-- Start of Input for this task --

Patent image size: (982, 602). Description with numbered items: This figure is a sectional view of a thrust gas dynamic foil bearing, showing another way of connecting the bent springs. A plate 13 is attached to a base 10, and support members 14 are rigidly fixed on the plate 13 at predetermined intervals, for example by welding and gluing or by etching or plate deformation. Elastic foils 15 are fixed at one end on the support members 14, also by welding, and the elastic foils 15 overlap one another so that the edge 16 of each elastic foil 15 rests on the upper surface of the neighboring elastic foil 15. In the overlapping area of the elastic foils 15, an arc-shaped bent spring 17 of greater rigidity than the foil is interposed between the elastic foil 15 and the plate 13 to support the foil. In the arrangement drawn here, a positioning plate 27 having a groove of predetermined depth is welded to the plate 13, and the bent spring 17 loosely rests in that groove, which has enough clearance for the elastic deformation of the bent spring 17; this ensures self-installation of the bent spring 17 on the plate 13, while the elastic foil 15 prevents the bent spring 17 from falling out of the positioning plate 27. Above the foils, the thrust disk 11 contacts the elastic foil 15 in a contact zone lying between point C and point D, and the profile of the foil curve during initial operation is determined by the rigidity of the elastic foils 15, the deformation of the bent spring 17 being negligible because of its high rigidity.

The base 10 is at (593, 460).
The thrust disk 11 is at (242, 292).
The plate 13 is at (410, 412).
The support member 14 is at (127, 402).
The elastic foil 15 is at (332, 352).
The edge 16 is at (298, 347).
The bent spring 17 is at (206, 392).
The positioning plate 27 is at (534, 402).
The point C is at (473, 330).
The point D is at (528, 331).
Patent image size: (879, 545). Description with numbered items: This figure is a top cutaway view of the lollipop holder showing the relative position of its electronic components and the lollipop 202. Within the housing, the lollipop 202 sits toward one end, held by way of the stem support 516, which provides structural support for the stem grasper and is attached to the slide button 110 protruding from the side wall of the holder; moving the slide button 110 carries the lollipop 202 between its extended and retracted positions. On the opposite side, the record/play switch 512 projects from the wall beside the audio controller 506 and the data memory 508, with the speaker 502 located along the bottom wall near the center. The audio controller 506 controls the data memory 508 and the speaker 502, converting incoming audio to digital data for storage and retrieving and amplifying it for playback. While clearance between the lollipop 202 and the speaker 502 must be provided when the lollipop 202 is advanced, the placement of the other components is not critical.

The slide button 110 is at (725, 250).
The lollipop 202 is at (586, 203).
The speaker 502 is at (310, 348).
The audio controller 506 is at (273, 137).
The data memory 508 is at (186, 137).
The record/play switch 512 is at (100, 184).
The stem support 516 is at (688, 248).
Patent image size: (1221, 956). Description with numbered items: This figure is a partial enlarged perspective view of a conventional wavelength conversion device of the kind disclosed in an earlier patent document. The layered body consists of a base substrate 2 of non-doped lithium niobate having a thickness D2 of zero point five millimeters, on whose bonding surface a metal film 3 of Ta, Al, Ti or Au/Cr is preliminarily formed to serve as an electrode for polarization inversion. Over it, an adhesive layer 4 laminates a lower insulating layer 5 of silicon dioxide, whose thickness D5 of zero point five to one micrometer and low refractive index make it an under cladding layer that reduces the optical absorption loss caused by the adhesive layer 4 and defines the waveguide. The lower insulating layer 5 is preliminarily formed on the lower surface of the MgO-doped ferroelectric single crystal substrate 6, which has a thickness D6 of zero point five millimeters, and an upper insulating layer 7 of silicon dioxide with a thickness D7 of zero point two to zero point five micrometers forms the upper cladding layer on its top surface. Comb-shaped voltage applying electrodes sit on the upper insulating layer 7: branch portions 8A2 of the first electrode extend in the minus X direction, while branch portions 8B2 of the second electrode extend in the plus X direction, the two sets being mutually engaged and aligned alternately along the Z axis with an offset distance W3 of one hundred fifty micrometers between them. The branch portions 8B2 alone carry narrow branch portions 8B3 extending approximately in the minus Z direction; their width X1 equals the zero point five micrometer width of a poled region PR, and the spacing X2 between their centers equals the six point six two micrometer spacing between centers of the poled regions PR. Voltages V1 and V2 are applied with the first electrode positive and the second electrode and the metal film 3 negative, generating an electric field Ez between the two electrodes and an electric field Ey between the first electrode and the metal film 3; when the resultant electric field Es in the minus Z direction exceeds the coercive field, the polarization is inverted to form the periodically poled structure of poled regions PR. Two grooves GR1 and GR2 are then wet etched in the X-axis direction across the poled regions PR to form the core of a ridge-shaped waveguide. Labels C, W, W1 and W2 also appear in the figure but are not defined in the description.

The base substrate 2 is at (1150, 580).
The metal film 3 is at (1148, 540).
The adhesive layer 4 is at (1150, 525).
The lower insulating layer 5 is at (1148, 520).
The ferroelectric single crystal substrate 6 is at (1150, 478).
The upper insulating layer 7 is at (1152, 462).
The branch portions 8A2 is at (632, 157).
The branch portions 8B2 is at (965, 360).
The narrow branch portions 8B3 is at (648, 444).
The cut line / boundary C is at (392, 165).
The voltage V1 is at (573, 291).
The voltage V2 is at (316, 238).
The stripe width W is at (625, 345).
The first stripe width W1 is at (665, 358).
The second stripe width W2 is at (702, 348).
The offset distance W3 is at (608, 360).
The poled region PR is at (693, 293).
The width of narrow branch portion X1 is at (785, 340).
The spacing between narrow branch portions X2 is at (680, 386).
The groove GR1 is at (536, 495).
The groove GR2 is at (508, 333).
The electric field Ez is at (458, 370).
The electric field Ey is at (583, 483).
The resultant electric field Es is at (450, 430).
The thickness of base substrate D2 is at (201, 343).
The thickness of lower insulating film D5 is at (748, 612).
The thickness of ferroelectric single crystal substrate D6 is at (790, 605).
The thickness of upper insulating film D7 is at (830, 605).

-- End of Input for this task --

Written task:
Reproduce every line of the records above word for word, with nothing changed or left out.

Answer for the task:
Patent image size: (982, 602). Description with numbered items: This figure is a sectional view of a thrust gas dynamic foil bearing, showing another way of connecting the bent springs. A plate 13 is attached to a base 10, and support members 14 are rigidly fixed on the plate 13 at predetermined intervals, for example by welding and gluing or by etching or plate deformation. Elastic foils 15 are fixed at one end on the support members 14, also by welding, and the elastic foils 15 overlap one another so that the edge 16 of each elastic foil 15 rests on the upper surface of the neighboring elastic foil 15. In the overlapping area of the elastic foils 15, an arc-shaped bent spring 17 of greater rigidity than the foil is interposed between the elastic foil 15 and the plate 13 to support the foil. In the arrangement drawn here, a positioning plate 27 having a groove of predetermined depth is welded to the plate 13, and the bent spring 17 loosely rests in that groove, which has enough clearance for the elastic deformation of the bent spring 17; this ensures self-installation of the bent spring 17 on the plate 13, while the elastic foil 15 prevents the bent spring 17 from falling out of the positioning plate 27. Above the foils, the thrust disk 11 contacts the elastic foil 15 in a contact zone lying between point C and point D, and the profile of the foil curve during initial operation is determined by the rigidity of the elastic foils 15, the deformation of the bent spring 17 being negligible because of its high rigidity.

The base 10 is at (593, 460).
The thrust disk 11 is at (242, 292).
The plate 13 is at (410, 412).
The support member 14 is at (127, 402).
The elastic foil 15 is at (332, 352).
The edge 16 is at (298, 347).
The bent spring 17 is at (206, 392).
The positioning plate 27 is at (534, 402).
The point C is at (473, 330).
The point D is at (528, 331).
Patent image size: (879, 545). Description with numbered items: This figure is a top cutaway view of the lollipop holder showing the relative position of its electronic components and the lollipop 202. Within the housing, the lollipop 202 sits toward one end, held by way of the stem support 516, which provides structural support for the stem grasper and is attached to the slide button 110 protruding from the side wall of the holder; moving the slide button 110 carries the lollipop 202 between its extended and retracted positions. On the opposite side, the record/play switch 512 projects from the wall beside the audio controller 506 and the data memory 508, with the speaker 502 located along the bottom wall near the center. The audio controller 506 controls the data memory 508 and the speaker 502, converting incoming audio to digital data for storage and retrieving and amplifying it for playback. While clearance between the lollipop 202 and the speaker 502 must be provided when the lollipop 202 is advanced, the placement of the other components is not critical.

The slide button 110 is at (725, 250).
The lollipop 202 is at (586, 203).
The speaker 502 is at (310, 348).
The audio controller 506 is at (273, 137).
The data memory 508 is at (186, 137).
The record/play switch 512 is at (100, 184).
The stem support 516 is at (688, 248).
Patent image size: (1221, 956). Description with numbered items: This figure is a partial enlarged perspective view of a conventional wavelength conversion device of the kind disclosed in an earlier patent document. The layered body consists of a base substrate 2 of non-doped lithium niobate having a thickness D2 of zero point five millimeters, on whose bonding surface a metal film 3 of Ta, Al, Ti or Au/Cr is preliminarily formed to serve as an electrode for polarization inversion. Over it, an adhesive layer 4 laminates a lower insulating layer 5 of silicon dioxide, whose thickness D5 of zero point five to one micrometer and low refractive index make it an under cladding layer that reduces the optical absorption loss caused by the adhesive layer 4 and defines the waveguide. The lower insulating layer 5 is preliminarily formed on the lower surface of the MgO-doped ferroelectric single crystal substrate 6, which has a thickness D6 of zero point five millimeters, and an upper insulating layer 7 of silicon dioxide with a thickness D7 of zero point two to zero point five micrometers forms the upper cladding layer on its top surface. Comb-shaped voltage applying electrodes sit on the upper insulating layer 7: branch portions 8A2 of the first electrode extend in the minus X direction, while branch portions 8B2 of the second electrode extend in the plus X direction, the two sets being mutually engaged and aligned alternately along the Z axis with an offset distance W3 of one hundred fifty micrometers between them. The branch portions 8B2 alone carry narrow branch portions 8B3 extending approximately in the minus Z direction; their width X1 equals the zero point five micrometer width of a poled region PR, and the spacing X2 between their centers equals the six point six two micrometer spacing between centers of the poled regions PR. Voltages V1 and V2 are applied with the first electrode positive and the second electrode and the metal film 3 negative, generating an electric field Ez between the two electrodes and an electric field Ey between the first electrode and the metal film 3; when the resultant electric field Es in the minus Z direction exceeds the coercive field, the polarization is inverted to form the periodically poled structure of poled regions PR. Two grooves GR1 and GR2 are then wet etched in the X-axis direction across the poled regions PR to form the core of a ridge-shaped waveguide. Labels C, W, W1 and W2 also appear in the figure but are not defined in the description.

The base substrate 2 is at (1150, 580).
The metal film 3 is at (1148, 540).
The adhesive layer 4 is at (1150, 525).
The lower insulating layer 5 is at (1148, 520).
The ferroelectric single crystal substrate 6 is at (1150, 478).
The upper insulating layer 7 is at (1152, 462).
The branch portions 8A2 is at (632, 157).
The branch portions 8B2 is at (965, 360).
The narrow branch portions 8B3 is at (648, 444).
The cut line / boundary C is at (392, 165).
The voltage V1 is at (573, 291).
The voltage V2 is at (316, 238).
The stripe width W is at (625, 345).
The first stripe width W1 is at (665, 358).
The second stripe width W2 is at (702, 348).
The offset distance W3 is at (608, 360).
The poled region PR is at (693, 293).
The width of narrow branch portion X1 is at (785, 340).
The spacing between narrow branch portions X2 is at (680, 386).
The groove GR1 is at (536, 495).
The groove GR2 is at (508, 333).
The electric field Ez is at (458, 370).
The electric field Ey is at (583, 483).
The resultant electric field Es is at (450, 430).
The thickness of base substrate D2 is at (201, 343).
The thickness of lower insulating film D5 is at (748, 612).
The thickness of ferroelectric single crystal substrate D6 is at (790, 605).
The thickness of upper insulating film D7 is at (830, 605).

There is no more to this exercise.